▶ **WORK TO DO**:
Each line that includes the word "disconnected" counts once; give the total and nothing more.

--- START OF RECORD EXCERPTS ---

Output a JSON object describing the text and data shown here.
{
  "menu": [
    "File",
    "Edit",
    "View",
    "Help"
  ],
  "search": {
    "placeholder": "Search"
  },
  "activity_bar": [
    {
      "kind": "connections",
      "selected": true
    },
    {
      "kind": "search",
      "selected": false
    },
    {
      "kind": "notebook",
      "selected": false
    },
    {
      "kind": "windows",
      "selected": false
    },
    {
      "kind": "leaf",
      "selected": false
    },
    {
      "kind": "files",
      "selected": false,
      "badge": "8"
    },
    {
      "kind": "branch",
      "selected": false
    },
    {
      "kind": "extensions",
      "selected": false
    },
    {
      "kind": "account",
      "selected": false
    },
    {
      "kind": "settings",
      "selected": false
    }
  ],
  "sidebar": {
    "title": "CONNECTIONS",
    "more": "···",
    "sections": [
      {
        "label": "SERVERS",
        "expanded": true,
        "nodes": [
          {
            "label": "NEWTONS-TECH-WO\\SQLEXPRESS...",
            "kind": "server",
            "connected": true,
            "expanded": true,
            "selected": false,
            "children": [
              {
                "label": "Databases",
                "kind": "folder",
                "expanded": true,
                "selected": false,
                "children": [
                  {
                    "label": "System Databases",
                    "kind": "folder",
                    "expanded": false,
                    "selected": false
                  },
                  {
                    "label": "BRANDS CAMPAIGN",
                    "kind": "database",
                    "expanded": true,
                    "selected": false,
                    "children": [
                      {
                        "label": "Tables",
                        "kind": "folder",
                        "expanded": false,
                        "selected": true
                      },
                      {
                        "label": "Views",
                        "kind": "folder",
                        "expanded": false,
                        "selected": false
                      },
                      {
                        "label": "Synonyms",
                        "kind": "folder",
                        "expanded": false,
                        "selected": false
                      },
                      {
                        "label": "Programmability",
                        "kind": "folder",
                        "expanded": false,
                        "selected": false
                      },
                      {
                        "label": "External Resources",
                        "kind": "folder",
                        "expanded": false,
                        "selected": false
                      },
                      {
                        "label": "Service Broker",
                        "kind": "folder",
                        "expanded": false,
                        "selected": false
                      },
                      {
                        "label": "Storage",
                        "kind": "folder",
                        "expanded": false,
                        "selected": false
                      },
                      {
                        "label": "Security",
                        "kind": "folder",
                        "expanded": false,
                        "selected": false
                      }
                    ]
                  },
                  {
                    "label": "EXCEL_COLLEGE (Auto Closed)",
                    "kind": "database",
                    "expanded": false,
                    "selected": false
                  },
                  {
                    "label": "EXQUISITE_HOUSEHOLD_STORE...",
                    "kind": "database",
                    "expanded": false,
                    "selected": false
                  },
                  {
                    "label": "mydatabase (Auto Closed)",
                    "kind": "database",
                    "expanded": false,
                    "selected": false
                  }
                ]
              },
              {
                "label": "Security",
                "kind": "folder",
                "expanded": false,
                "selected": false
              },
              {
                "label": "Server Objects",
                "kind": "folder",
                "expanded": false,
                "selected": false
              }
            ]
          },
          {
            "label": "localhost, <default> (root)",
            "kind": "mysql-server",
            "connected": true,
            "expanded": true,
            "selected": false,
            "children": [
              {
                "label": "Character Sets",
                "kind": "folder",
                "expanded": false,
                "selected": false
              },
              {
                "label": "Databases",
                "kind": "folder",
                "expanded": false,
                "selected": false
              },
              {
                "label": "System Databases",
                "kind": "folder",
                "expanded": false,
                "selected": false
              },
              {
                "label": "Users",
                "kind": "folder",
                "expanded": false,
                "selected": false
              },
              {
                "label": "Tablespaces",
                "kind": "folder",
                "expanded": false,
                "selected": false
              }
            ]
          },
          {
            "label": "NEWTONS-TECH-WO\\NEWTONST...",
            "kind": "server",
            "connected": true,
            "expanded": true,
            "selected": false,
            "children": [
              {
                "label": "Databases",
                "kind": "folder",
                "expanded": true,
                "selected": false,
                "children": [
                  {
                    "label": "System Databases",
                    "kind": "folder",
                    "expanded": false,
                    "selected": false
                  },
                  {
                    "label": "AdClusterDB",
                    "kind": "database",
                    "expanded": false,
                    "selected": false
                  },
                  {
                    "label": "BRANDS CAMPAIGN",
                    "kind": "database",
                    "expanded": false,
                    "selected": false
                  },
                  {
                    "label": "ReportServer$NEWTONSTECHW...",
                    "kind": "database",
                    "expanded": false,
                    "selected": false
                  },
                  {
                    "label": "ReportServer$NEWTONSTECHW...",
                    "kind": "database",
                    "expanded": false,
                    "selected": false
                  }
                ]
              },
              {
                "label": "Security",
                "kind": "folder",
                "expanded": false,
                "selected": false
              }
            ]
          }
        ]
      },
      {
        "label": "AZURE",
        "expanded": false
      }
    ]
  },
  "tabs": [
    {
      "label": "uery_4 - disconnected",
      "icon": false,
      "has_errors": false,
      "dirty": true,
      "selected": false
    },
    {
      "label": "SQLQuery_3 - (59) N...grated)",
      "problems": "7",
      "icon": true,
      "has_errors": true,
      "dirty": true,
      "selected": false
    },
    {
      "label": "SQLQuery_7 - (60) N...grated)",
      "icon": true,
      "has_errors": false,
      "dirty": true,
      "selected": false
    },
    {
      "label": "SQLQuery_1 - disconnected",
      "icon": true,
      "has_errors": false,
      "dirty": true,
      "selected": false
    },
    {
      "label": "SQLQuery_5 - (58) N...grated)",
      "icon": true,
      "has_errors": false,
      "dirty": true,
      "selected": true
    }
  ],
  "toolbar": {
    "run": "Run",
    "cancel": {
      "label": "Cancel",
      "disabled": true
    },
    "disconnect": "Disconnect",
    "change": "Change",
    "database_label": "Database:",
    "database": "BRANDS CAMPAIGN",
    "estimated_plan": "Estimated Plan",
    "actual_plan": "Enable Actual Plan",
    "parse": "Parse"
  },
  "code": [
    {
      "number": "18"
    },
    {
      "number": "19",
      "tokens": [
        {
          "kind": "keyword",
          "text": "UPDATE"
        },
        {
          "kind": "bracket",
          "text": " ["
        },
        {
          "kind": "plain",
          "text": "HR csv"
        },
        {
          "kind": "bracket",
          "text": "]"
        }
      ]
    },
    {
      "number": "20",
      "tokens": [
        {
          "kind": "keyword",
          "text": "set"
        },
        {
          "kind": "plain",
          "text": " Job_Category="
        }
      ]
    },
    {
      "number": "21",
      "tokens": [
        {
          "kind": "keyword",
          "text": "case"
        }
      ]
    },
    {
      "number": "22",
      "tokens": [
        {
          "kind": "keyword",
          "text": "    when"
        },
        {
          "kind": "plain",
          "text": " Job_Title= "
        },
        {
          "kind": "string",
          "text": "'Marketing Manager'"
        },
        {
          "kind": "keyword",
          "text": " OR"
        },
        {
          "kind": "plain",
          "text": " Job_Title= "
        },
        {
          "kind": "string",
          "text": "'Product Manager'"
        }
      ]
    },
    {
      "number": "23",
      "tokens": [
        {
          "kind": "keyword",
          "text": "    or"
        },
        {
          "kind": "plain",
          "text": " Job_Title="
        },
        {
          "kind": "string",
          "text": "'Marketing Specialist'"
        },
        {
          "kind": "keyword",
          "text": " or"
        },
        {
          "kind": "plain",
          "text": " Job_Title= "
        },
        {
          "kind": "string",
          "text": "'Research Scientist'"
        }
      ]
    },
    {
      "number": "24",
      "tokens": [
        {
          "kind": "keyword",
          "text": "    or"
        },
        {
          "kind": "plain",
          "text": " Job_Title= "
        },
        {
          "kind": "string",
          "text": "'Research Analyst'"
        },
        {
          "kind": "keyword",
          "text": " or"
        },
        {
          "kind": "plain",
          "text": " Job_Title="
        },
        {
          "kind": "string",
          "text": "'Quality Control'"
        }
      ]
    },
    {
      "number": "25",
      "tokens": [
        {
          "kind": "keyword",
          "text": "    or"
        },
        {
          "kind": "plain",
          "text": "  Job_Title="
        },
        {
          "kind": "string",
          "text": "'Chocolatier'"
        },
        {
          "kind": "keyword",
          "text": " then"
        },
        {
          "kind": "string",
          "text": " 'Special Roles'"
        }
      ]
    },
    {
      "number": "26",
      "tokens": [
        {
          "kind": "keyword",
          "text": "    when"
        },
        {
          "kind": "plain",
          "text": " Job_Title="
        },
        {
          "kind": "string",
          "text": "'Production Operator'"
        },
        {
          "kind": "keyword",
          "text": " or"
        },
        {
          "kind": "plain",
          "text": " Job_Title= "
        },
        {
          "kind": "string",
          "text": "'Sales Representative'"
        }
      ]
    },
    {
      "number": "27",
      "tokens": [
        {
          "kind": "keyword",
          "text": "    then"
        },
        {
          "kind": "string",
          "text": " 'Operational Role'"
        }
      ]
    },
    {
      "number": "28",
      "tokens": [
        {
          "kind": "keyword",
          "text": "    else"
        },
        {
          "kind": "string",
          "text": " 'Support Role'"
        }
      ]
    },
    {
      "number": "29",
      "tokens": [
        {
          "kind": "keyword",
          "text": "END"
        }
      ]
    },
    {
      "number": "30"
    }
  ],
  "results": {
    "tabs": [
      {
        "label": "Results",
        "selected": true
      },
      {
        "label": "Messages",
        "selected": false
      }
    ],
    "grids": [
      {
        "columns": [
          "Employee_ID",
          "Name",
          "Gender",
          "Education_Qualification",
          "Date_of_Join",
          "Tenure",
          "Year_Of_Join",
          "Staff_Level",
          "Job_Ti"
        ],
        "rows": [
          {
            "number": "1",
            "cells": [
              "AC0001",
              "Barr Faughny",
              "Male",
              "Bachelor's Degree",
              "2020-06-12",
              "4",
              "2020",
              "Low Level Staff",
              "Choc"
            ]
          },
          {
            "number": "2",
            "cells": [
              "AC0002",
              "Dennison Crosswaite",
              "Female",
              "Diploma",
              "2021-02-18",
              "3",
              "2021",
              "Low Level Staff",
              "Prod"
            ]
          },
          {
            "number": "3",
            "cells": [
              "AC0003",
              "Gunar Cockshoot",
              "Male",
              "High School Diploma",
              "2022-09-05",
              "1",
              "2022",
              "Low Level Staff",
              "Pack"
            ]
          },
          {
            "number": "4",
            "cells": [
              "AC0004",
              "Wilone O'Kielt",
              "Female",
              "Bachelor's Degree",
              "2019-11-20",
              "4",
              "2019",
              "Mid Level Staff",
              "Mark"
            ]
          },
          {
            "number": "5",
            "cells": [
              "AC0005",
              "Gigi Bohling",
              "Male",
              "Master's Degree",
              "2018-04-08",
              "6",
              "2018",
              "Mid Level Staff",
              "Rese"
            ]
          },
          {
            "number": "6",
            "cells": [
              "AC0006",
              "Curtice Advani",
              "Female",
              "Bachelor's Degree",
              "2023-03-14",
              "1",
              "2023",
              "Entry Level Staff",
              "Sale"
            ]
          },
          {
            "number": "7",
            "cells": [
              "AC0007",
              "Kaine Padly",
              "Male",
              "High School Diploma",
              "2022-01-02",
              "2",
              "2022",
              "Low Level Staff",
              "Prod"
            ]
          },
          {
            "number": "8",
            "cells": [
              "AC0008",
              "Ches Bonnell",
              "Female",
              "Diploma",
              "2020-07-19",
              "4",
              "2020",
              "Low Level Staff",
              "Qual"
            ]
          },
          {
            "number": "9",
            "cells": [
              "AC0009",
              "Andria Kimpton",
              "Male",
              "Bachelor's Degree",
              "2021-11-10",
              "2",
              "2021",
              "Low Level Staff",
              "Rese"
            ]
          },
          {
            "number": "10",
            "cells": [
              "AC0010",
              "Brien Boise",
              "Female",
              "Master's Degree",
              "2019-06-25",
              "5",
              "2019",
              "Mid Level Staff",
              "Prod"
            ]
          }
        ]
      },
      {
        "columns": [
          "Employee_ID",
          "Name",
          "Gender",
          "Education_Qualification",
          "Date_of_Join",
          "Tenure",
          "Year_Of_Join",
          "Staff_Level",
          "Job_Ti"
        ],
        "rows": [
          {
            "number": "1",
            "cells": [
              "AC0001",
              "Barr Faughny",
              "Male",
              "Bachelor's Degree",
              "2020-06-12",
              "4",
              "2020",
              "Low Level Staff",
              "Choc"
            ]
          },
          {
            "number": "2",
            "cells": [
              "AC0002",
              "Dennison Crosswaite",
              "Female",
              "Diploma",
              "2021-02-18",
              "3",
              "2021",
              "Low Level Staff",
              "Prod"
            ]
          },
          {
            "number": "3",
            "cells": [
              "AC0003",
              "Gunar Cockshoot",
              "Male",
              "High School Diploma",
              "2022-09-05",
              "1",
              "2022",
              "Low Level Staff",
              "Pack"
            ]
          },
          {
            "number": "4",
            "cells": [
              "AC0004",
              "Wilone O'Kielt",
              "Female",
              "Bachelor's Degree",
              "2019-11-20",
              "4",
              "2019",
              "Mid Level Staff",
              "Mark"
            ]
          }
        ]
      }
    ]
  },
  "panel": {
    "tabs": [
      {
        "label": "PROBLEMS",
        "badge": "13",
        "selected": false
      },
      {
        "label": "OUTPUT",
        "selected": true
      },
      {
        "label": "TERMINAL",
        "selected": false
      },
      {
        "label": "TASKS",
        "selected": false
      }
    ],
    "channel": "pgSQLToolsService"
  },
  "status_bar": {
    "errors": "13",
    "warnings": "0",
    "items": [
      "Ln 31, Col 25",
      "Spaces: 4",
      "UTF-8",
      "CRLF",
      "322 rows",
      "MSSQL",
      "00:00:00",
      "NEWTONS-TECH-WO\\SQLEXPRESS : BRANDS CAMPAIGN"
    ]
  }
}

--- END OF RECORD EXCERPTS ---

▶ **SOLUTION BELOW**:
2